Dataset items:
+ + + +
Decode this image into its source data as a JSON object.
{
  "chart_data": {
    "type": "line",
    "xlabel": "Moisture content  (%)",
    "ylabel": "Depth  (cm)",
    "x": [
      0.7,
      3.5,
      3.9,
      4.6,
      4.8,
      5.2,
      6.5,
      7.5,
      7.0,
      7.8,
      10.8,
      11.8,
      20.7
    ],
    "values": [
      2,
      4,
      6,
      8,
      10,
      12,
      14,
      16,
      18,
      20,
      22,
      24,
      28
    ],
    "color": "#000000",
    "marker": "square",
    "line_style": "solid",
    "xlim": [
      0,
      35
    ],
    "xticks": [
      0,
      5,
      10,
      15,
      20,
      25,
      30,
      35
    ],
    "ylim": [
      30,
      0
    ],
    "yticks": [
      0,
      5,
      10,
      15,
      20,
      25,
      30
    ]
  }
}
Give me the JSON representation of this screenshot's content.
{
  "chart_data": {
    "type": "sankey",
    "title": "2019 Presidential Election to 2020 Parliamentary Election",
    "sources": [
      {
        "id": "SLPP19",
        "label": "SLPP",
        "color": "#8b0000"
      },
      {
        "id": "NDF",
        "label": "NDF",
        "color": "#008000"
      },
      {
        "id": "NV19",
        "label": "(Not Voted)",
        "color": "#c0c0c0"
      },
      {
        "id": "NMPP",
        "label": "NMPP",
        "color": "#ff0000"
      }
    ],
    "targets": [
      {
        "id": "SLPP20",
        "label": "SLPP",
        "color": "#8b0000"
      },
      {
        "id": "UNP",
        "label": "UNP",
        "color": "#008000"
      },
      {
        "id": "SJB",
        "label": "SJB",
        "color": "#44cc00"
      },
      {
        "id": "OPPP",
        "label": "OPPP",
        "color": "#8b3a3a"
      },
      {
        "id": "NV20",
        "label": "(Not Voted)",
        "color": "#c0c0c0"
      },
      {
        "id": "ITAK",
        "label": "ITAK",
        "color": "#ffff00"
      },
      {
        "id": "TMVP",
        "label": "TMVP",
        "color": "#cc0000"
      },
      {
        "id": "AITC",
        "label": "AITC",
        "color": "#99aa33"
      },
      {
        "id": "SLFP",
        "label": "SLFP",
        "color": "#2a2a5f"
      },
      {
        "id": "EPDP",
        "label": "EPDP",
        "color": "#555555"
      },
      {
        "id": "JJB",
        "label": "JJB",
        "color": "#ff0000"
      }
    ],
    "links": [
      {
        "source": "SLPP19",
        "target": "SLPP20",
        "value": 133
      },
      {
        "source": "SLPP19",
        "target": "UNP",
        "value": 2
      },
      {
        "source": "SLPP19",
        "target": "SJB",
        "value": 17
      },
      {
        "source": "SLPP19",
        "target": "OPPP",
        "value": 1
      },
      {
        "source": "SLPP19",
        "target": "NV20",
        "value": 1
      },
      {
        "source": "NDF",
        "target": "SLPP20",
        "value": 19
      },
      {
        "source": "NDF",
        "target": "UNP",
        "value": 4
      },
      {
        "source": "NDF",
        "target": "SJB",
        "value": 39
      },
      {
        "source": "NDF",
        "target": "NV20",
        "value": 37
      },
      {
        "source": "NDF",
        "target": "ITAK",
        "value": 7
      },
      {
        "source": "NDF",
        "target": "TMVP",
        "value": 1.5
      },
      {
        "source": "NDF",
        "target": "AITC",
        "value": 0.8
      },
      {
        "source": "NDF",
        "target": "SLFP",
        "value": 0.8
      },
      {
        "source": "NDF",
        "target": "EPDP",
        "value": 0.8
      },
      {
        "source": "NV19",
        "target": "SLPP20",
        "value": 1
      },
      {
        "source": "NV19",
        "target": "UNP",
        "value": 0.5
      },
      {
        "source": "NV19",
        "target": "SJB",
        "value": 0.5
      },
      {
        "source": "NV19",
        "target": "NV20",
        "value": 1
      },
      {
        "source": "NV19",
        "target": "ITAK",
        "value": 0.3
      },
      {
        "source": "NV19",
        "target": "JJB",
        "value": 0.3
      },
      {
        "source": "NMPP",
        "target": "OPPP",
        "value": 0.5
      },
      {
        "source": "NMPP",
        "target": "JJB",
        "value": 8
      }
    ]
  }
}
+ + + +
Extract lines where the string "content" occurs.

    "xlabel": "Moisture content  (%)",
Give me the JSON representation of this screenshot's content.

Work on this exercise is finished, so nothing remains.